#### [Problem details]
Report back each line of the records that contains the string "content".

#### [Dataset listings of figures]
====

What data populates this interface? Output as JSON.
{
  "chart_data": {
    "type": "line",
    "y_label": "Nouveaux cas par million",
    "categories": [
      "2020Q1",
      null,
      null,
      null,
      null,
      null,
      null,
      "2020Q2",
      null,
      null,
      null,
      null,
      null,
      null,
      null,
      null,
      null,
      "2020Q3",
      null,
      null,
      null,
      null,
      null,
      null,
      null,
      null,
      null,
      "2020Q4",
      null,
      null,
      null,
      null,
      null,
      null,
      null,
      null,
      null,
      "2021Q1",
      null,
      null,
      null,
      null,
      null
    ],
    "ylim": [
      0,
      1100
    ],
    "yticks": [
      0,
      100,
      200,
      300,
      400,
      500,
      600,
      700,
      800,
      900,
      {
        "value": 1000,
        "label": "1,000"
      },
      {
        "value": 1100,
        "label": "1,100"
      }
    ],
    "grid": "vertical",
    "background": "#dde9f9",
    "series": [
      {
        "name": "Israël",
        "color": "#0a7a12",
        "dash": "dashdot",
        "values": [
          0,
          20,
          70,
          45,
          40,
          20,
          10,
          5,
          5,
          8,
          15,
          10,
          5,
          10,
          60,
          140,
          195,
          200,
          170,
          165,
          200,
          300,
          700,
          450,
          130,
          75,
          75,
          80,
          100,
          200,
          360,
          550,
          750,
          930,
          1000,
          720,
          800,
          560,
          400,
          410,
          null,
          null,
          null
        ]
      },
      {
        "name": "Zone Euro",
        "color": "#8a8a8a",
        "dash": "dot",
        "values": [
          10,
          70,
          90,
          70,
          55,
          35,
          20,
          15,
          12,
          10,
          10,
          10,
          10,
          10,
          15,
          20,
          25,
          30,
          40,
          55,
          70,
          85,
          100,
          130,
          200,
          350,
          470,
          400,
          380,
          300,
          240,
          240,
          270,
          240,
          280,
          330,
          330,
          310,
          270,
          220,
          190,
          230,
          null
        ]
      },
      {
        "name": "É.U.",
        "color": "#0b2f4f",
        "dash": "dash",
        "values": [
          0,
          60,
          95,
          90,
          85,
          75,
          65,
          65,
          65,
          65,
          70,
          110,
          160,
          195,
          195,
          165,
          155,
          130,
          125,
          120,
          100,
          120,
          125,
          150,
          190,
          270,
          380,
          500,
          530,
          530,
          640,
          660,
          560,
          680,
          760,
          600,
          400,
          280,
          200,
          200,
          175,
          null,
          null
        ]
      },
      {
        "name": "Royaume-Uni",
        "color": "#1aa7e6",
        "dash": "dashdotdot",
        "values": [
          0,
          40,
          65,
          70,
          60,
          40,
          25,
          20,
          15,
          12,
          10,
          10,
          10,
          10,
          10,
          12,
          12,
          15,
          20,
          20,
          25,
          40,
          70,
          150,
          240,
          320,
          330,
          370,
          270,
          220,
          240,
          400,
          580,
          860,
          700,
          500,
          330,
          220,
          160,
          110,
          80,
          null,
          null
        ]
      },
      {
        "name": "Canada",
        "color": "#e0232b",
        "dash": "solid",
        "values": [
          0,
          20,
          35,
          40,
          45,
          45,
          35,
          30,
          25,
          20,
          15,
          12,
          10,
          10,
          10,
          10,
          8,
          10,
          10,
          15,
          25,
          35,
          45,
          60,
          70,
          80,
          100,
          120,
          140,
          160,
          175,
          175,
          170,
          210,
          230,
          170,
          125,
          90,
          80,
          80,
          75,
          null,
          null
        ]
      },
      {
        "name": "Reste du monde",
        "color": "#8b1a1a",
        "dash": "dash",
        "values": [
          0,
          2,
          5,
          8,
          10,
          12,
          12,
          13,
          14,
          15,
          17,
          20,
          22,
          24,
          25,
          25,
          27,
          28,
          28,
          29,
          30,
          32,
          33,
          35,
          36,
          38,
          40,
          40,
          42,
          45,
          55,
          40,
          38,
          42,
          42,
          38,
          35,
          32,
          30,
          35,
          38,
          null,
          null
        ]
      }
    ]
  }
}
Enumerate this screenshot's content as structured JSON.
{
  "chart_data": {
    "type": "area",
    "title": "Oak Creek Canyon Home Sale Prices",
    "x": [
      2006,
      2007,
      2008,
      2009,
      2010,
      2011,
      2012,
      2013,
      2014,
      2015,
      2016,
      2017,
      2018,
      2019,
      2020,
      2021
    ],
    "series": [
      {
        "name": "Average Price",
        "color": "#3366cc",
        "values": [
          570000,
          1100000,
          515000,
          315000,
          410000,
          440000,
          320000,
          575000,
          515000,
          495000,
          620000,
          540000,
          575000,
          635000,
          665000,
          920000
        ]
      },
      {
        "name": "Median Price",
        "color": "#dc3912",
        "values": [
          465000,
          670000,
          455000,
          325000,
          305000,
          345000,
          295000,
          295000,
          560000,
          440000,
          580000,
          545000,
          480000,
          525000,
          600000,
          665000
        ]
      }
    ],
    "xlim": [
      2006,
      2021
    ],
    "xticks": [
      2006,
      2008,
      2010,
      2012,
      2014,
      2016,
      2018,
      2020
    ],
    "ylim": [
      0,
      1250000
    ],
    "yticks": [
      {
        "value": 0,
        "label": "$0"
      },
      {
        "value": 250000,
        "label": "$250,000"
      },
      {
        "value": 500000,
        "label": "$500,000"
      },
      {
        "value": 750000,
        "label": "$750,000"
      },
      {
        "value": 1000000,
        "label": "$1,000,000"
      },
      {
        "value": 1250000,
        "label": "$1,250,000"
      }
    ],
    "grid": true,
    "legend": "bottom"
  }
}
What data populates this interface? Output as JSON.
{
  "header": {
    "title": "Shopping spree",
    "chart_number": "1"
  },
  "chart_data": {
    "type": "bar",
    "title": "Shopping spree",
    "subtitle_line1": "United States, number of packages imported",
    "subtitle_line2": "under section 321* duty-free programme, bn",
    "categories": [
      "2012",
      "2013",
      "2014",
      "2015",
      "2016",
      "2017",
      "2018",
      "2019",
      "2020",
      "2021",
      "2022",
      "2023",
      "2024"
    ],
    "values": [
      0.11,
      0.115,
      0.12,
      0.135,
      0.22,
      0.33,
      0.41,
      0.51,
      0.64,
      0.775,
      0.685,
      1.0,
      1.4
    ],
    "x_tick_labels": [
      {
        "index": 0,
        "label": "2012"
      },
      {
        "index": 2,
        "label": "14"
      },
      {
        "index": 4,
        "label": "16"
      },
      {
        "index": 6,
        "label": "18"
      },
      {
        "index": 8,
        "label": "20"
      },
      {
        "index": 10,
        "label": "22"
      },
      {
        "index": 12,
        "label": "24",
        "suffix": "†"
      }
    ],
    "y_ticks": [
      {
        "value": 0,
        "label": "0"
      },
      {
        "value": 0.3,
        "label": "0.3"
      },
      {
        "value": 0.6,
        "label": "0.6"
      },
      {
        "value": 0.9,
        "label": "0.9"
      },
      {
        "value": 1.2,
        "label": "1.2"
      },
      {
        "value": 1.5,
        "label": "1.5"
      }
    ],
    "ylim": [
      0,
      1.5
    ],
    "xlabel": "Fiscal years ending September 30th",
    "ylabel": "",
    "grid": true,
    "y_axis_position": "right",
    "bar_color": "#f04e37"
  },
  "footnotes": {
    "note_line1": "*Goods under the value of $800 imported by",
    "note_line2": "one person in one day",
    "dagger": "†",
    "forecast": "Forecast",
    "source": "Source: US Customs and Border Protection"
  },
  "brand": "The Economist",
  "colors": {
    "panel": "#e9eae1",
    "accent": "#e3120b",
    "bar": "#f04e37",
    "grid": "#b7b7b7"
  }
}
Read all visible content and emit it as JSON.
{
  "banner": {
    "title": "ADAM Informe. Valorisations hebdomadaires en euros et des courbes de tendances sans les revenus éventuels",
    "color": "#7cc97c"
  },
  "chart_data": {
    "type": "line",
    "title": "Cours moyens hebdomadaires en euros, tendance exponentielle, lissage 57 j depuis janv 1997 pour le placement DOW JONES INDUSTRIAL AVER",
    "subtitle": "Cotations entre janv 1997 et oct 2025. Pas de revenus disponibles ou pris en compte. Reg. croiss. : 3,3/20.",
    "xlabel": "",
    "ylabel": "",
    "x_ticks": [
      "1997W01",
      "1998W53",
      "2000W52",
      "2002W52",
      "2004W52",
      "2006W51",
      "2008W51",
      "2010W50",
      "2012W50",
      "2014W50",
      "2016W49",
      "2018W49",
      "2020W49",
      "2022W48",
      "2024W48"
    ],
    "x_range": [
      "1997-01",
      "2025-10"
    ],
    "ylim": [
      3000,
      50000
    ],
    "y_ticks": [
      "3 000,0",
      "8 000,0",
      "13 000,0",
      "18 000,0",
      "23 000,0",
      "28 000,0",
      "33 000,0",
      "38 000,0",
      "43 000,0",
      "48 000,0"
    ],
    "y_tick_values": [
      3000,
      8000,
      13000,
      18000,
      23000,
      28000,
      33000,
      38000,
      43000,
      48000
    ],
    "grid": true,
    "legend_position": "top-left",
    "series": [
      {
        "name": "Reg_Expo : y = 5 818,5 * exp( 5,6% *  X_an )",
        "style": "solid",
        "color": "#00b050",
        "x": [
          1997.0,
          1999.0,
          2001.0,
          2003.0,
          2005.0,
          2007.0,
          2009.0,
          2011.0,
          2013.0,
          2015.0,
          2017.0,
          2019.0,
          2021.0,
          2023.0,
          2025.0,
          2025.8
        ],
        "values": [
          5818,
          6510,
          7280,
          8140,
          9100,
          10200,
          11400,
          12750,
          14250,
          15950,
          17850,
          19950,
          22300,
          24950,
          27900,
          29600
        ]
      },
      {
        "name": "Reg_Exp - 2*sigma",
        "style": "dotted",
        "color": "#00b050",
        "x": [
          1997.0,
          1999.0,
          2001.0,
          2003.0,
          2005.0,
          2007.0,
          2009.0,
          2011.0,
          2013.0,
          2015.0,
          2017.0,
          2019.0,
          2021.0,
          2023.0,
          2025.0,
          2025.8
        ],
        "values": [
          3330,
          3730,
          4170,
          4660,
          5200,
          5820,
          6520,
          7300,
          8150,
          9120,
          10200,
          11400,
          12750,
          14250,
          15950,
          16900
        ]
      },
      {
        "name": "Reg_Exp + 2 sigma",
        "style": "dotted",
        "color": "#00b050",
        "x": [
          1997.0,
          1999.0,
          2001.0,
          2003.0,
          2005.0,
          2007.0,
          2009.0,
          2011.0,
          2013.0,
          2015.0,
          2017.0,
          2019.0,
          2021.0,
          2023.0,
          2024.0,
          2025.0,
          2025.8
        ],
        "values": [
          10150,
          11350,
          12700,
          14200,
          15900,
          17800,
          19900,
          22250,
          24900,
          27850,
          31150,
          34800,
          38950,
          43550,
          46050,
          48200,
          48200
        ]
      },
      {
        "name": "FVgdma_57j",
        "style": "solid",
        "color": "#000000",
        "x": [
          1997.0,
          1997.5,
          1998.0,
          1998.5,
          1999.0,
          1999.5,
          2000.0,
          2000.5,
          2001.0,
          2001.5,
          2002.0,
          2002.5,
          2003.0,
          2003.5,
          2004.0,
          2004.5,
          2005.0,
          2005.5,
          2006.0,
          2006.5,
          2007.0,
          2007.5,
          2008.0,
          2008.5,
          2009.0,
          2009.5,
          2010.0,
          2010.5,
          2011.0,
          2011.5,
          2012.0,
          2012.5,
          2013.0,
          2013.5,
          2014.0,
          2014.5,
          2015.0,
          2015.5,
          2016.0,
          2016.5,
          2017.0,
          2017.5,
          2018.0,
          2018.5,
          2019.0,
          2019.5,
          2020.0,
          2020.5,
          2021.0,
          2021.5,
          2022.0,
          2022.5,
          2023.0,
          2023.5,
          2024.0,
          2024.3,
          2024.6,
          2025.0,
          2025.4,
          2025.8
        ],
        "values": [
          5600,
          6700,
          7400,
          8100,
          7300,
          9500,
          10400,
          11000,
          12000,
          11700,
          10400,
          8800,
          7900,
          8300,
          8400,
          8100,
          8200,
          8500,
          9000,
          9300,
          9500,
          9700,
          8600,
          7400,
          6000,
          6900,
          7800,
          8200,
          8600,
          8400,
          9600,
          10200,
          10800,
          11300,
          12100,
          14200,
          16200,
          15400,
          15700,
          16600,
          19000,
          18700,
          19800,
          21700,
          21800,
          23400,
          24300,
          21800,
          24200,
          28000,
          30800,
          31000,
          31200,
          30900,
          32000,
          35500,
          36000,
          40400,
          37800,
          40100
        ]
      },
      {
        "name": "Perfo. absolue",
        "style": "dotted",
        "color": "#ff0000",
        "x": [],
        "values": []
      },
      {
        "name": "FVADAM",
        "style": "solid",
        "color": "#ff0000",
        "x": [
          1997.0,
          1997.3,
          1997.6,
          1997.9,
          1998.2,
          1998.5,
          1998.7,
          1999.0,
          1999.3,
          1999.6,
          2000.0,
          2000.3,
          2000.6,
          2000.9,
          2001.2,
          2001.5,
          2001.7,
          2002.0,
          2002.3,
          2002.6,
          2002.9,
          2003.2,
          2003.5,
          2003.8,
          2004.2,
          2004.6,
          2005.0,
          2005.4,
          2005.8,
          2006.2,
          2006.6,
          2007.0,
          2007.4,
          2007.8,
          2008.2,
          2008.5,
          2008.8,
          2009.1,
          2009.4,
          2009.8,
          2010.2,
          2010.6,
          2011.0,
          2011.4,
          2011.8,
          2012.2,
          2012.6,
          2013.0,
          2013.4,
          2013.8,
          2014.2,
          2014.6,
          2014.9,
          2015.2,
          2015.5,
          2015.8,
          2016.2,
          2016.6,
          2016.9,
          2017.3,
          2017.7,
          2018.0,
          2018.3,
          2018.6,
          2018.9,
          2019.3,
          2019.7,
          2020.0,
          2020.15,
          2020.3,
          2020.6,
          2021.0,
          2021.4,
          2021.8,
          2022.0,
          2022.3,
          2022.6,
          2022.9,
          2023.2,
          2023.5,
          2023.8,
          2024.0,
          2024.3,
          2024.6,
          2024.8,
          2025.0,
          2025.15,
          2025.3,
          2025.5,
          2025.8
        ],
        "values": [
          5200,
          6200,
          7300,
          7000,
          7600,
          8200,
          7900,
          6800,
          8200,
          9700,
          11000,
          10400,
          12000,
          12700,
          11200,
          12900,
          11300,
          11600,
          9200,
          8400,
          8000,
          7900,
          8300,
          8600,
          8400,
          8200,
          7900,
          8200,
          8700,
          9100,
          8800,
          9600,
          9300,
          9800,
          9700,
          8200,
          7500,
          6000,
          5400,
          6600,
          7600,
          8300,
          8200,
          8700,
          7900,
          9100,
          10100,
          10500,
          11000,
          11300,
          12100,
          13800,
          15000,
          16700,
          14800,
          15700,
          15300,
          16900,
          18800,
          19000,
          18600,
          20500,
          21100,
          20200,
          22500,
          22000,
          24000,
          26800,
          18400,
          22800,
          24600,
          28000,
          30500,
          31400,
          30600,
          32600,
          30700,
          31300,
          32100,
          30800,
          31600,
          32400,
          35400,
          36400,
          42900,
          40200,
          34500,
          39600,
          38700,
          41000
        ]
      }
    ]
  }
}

====

#### [Correct response]
Enumerate this screenshot's content as structured JSON.
Read all visible content and emit it as JSON.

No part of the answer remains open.